→ **DIRECTIONS FOR THIS TASK**
Write out every line of the data below verbatim, keeping all text, numbers, spacing, and punctuation unchanged.
** Start ROWS **
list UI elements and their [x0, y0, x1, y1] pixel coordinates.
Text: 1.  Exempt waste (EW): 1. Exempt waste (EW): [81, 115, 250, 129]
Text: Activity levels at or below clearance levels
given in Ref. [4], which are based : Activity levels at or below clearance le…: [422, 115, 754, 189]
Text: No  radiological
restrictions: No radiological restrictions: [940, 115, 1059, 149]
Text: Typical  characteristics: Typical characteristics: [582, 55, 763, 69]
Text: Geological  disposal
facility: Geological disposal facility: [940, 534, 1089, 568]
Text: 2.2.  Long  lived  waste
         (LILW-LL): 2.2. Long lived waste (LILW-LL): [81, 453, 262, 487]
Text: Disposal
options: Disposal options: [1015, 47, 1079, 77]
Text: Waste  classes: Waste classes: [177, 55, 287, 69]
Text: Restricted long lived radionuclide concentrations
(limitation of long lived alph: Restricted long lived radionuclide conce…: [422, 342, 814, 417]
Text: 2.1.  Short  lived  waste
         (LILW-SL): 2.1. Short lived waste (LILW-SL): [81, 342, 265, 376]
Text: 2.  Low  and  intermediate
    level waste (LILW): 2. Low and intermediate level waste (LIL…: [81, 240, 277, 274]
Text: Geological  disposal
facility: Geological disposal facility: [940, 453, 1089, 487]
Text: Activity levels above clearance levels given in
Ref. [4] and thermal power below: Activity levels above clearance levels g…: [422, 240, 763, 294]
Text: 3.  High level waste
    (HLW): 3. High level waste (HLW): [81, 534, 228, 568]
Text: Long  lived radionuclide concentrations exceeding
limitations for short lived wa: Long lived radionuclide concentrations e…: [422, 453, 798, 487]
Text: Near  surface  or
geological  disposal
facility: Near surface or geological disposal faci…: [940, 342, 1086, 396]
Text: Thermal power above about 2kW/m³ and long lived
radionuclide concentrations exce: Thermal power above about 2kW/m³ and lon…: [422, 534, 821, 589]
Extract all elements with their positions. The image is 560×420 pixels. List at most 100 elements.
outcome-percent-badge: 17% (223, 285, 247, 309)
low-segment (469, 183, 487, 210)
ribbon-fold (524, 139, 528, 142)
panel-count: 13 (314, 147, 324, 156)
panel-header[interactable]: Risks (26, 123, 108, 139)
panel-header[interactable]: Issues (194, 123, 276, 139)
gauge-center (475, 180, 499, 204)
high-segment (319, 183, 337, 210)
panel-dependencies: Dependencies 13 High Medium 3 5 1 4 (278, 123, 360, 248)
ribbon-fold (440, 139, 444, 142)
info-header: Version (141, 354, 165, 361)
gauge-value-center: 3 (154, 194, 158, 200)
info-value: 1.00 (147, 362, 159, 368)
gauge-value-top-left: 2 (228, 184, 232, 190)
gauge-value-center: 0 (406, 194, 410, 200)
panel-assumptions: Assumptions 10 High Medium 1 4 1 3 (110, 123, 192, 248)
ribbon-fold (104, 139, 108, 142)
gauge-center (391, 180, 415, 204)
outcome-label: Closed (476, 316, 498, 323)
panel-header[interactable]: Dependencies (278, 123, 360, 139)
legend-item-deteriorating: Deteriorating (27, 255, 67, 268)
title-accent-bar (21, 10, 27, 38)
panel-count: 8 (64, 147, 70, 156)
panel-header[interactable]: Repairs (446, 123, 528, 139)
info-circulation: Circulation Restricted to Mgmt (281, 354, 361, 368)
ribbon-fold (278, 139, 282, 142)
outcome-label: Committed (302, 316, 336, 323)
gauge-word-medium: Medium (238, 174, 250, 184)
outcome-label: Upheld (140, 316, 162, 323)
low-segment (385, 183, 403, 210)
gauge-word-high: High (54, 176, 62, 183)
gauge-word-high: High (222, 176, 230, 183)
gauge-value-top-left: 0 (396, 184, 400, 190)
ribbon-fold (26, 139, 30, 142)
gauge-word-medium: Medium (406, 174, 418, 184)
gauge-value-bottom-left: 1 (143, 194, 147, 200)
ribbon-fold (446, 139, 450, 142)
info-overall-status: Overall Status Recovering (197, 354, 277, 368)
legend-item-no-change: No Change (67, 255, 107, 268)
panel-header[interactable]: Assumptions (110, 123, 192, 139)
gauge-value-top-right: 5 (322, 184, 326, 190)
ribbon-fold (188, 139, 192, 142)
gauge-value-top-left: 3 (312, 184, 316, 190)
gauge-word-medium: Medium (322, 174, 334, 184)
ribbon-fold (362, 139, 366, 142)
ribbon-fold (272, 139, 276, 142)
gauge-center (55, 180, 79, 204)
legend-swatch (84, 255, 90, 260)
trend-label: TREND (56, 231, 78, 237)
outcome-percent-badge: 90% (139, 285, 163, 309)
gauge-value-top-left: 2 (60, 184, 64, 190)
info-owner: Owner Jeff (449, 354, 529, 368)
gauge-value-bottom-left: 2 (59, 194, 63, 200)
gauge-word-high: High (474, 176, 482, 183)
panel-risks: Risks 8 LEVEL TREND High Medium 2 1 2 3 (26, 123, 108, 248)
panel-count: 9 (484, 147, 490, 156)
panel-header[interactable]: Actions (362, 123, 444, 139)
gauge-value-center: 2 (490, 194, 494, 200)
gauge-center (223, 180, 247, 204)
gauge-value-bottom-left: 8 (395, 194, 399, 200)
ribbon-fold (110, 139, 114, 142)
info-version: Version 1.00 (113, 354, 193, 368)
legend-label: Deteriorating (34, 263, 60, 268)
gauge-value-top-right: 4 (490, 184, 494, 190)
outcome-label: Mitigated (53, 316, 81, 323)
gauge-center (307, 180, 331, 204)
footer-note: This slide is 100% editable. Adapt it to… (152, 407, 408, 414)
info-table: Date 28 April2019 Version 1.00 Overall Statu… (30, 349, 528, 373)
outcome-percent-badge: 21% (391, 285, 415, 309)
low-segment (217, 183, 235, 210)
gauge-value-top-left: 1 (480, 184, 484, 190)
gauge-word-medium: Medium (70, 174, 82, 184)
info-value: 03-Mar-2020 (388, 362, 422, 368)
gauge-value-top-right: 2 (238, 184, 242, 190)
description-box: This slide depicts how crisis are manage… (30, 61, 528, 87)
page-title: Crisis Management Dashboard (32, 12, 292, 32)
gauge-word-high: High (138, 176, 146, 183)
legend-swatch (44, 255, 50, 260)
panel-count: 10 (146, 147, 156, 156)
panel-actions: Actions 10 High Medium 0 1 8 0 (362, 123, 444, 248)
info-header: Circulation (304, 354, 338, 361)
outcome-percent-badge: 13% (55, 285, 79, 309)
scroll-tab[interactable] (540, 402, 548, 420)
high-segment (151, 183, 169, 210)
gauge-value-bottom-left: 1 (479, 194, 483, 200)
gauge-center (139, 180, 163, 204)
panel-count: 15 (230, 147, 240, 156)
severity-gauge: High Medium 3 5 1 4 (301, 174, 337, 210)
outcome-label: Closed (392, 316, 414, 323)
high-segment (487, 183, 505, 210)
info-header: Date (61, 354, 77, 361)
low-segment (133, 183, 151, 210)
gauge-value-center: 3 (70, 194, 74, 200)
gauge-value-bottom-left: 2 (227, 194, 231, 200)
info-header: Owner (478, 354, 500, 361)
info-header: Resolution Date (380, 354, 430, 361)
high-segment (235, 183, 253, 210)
** End ROWS **
→ **OUTPUT OF THE EXERCISE**
list UI elements and their [x0, y0, x1, y1] pixel coordinates.
Text: 1.  Exempt waste (EW): 1. Exempt waste (EW): [81, 115, 250, 129]
Text: Activity levels at or below clearance levels
given in Ref. [4], which are based : Activity levels at or below clearance le…: [422, 115, 754, 189]
Text: No  radiological
restrictions: No radiological restrictions: [940, 115, 1059, 149]
Text: Typical  characteristics: Typical characteristics: [582, 55, 763, 69]
Text: Geological  disposal
facility: Geological disposal facility: [940, 534, 1089, 568]
Text: 2.2.  Long  lived  waste
         (LILW-LL): 2.2. Long lived waste (LILW-LL): [81, 453, 262, 487]
Text: Disposal
options: Disposal options: [1015, 47, 1079, 77]
Text: Waste  classes: Waste classes: [177, 55, 287, 69]
Text: Restricted long lived radionuclide concentrations
(limitation of long lived alph: Restricted long lived radionuclide conce…: [422, 342, 814, 417]
Text: 2.1.  Short  lived  waste
         (LILW-SL): 2.1. Short lived waste (LILW-SL): [81, 342, 265, 376]
Text: 2.  Low  and  intermediate
    level waste (LILW): 2. Low and intermediate level waste (LIL…: [81, 240, 277, 274]
Text: Geological  disposal
facility: Geological disposal facility: [940, 453, 1089, 487]
Text: Activity levels above clearance levels given in
Ref. [4] and thermal power below: Activity levels above clearance levels g…: [422, 240, 763, 294]
Text: 3.  High level waste
    (HLW): 3. High level waste (HLW): [81, 534, 228, 568]
Text: Long  lived radionuclide concentrations exceeding
limitations for short lived wa: Long lived radionuclide concentrations e…: [422, 453, 798, 487]
Text: Near  surface  or
geological  disposal
facility: Near surface or geological disposal faci…: [940, 342, 1086, 396]
Text: Thermal power above about 2kW/m³ and long lived
radionuclide concentrations exce: Thermal power above about 2kW/m³ and lon…: [422, 534, 821, 589]
Extract all elements with their positions. The image is 560×420 pixels. List at most 100 elements.
outcome-percent-badge: 17% (223, 285, 247, 309)
low-segment (469, 183, 487, 210)
ribbon-fold (524, 139, 528, 142)
panel-count: 13 (314, 147, 324, 156)
panel-header[interactable]: Risks (26, 123, 108, 139)
panel-header[interactable]: Issues (194, 123, 276, 139)
gauge-center (475, 180, 499, 204)
high-segment (319, 183, 337, 210)
panel-dependencies: Dependencies 13 High Medium 3 5 1 4 (278, 123, 360, 248)
ribbon-fold (440, 139, 444, 142)
info-header: Version (141, 354, 165, 361)
gauge-value-center: 3 (154, 194, 158, 200)
info-value: 1.00 (147, 362, 159, 368)
gauge-value-top-left: 2 (228, 184, 232, 190)
gauge-value-center: 0 (406, 194, 410, 200)
panel-assumptions: Assumptions 10 High Medium 1 4 1 3 (110, 123, 192, 248)
ribbon-fold (104, 139, 108, 142)
gauge-center (391, 180, 415, 204)
outcome-label: Closed (476, 316, 498, 323)
panel-header[interactable]: Dependencies (278, 123, 360, 139)
legend-item-deteriorating: Deteriorating (27, 255, 67, 268)
title-accent-bar (21, 10, 27, 38)
panel-count: 8 (64, 147, 70, 156)
panel-header[interactable]: Repairs (446, 123, 528, 139)
info-circulation: Circulation Restricted to Mgmt (281, 354, 361, 368)
ribbon-fold (278, 139, 282, 142)
outcome-label: Committed (302, 316, 336, 323)
gauge-word-medium: Medium (238, 174, 250, 184)
outcome-label: Upheld (140, 316, 162, 323)
low-segment (385, 183, 403, 210)
gauge-word-high: High (54, 176, 62, 183)
gauge-word-high: High (222, 176, 230, 183)
gauge-value-top-left: 0 (396, 184, 400, 190)
ribbon-fold (26, 139, 30, 142)
gauge-word-medium: Medium (406, 174, 418, 184)
gauge-value-bottom-left: 1 (143, 194, 147, 200)
ribbon-fold (446, 139, 450, 142)
info-overall-status: Overall Status Recovering (197, 354, 277, 368)
legend-item-no-change: No Change (67, 255, 107, 268)
panel-header[interactable]: Assumptions (110, 123, 192, 139)
gauge-value-top-right: 5 (322, 184, 326, 190)
ribbon-fold (188, 139, 192, 142)
gauge-value-top-left: 3 (312, 184, 316, 190)
gauge-word-medium: Medium (322, 174, 334, 184)
ribbon-fold (362, 139, 366, 142)
ribbon-fold (272, 139, 276, 142)
gauge-center (55, 180, 79, 204)
legend-swatch (84, 255, 90, 260)
trend-label: TREND (56, 231, 78, 237)
outcome-percent-badge: 90% (139, 285, 163, 309)
gauge-value-top-left: 2 (60, 184, 64, 190)
info-owner: Owner Jeff (449, 354, 529, 368)
gauge-value-bottom-left: 2 (59, 194, 63, 200)
gauge-word-high: High (474, 176, 482, 183)
panel-risks: Risks 8 LEVEL TREND High Medium 2 1 2 3 (26, 123, 108, 248)
panel-count: 9 (484, 147, 490, 156)
panel-header[interactable]: Actions (362, 123, 444, 139)
gauge-value-center: 2 (490, 194, 494, 200)
gauge-center (223, 180, 247, 204)
gauge-value-bottom-left: 8 (395, 194, 399, 200)
ribbon-fold (110, 139, 114, 142)
info-version: Version 1.00 (113, 354, 193, 368)
legend-label: Deteriorating (34, 263, 60, 268)
gauge-value-top-right: 4 (490, 184, 494, 190)
outcome-label: Mitigated (53, 316, 81, 323)
gauge-center (307, 180, 331, 204)
footer-note: This slide is 100% editable. Adapt it to… (152, 407, 408, 414)
info-table: Date 28 April2019 Version 1.00 Overall Statu… (30, 349, 528, 373)
outcome-percent-badge: 21% (391, 285, 415, 309)
low-segment (217, 183, 235, 210)
gauge-value-top-left: 1 (480, 184, 484, 190)
gauge-word-medium: Medium (70, 174, 82, 184)
info-value: 03-Mar-2020 (388, 362, 422, 368)
gauge-value-top-right: 2 (238, 184, 242, 190)
description-box: This slide depicts how crisis are manage… (30, 61, 528, 87)
page-title: Crisis Management Dashboard (32, 12, 292, 32)
gauge-word-high: High (138, 176, 146, 183)
legend-swatch (44, 255, 50, 260)
panel-count: 10 (146, 147, 156, 156)
panel-actions: Actions 10 High Medium 0 1 8 0 (362, 123, 444, 248)
info-header: Circulation (304, 354, 338, 361)
outcome-percent-badge: 13% (55, 285, 79, 309)
scroll-tab[interactable] (540, 402, 548, 420)
high-segment (151, 183, 169, 210)
gauge-value-bottom-left: 1 (479, 194, 483, 200)
gauge-center (139, 180, 163, 204)
panel-count: 15 (230, 147, 240, 156)
severity-gauge: High Medium 3 5 1 4 (301, 174, 337, 210)
outcome-label: Closed (392, 316, 414, 323)
high-segment (487, 183, 505, 210)
info-header: Date (61, 354, 77, 361)
low-segment (133, 183, 151, 210)
gauge-value-center: 3 (70, 194, 74, 200)
gauge-value-bottom-left: 2 (227, 194, 231, 200)
info-header: Owner (478, 354, 500, 361)
info-header: Resolution Date (380, 354, 430, 361)
high-segment (235, 183, 253, 210)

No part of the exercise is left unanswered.